▶ _Work to do_:
In the listing below, find every line containing "JSON" and copy it out.
>> Begin Material provided
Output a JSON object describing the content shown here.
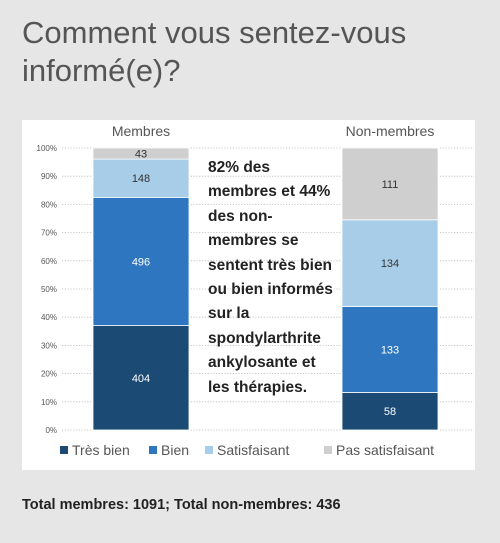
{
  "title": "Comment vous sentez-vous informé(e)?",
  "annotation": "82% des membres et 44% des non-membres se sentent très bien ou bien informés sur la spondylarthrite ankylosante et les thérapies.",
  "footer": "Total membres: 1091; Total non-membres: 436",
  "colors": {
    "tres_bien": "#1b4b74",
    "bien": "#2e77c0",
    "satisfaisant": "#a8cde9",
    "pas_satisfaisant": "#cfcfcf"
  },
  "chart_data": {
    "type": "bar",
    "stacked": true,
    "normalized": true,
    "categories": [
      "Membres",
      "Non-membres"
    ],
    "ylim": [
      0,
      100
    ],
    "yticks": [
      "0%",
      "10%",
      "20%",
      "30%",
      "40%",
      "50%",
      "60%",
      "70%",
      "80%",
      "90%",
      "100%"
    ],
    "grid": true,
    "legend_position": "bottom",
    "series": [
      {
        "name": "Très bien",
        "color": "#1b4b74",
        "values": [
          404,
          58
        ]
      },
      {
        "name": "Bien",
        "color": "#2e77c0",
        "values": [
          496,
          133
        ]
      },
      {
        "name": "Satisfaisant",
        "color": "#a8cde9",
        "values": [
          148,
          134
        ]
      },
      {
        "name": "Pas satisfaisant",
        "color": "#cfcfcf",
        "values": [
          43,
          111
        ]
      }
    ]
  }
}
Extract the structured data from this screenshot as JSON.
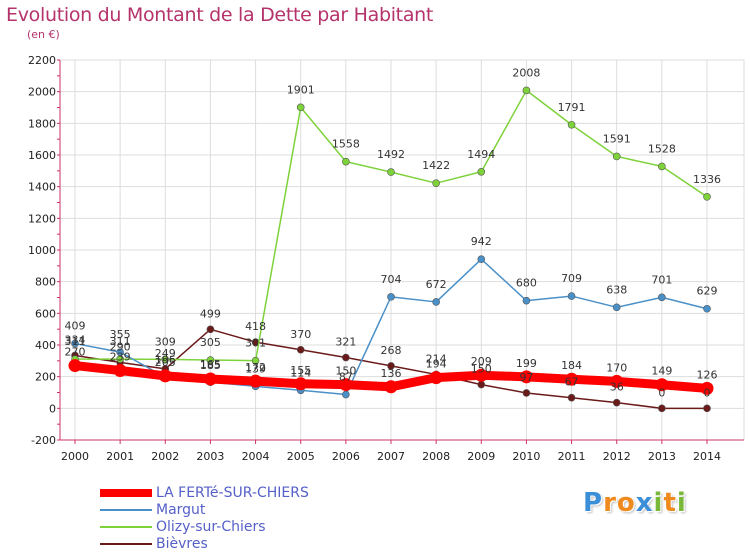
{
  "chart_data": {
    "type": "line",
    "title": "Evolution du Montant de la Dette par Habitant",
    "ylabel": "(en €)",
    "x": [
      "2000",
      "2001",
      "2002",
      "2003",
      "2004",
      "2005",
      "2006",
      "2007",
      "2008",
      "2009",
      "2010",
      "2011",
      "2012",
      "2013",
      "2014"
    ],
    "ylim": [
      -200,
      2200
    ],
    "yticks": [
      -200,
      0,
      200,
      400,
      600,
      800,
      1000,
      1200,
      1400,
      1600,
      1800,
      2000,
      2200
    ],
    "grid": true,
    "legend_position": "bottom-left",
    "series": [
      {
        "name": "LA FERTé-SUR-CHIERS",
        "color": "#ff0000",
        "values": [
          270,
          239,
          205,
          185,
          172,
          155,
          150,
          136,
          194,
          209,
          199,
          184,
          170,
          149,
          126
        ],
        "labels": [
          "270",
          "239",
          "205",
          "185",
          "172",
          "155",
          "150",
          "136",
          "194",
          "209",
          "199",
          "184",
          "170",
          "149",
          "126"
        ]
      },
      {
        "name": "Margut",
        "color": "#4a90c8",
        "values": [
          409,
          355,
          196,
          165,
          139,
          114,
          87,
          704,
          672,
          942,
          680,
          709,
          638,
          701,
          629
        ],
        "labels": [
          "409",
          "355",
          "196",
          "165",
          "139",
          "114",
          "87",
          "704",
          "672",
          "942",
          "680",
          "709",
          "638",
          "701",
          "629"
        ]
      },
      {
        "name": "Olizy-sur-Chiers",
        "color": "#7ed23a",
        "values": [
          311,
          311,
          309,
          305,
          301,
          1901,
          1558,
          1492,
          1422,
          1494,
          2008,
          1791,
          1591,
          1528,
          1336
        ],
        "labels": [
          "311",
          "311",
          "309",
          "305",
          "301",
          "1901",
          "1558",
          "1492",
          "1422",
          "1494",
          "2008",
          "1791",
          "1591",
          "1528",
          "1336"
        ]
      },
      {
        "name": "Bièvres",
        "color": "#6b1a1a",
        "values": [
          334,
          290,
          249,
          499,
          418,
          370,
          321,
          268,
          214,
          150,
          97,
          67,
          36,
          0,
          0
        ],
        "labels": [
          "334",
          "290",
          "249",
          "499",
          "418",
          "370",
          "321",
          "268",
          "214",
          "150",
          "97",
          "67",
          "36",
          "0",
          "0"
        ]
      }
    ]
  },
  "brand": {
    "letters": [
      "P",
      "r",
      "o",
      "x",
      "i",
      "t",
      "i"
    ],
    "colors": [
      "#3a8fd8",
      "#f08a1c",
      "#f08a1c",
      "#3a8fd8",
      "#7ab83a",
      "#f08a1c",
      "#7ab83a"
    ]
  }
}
>> End Material provided
▶ _Exercise output_:
Output a JSON object describing the content shown here.
Extract the structured data from this screenshot as JSON.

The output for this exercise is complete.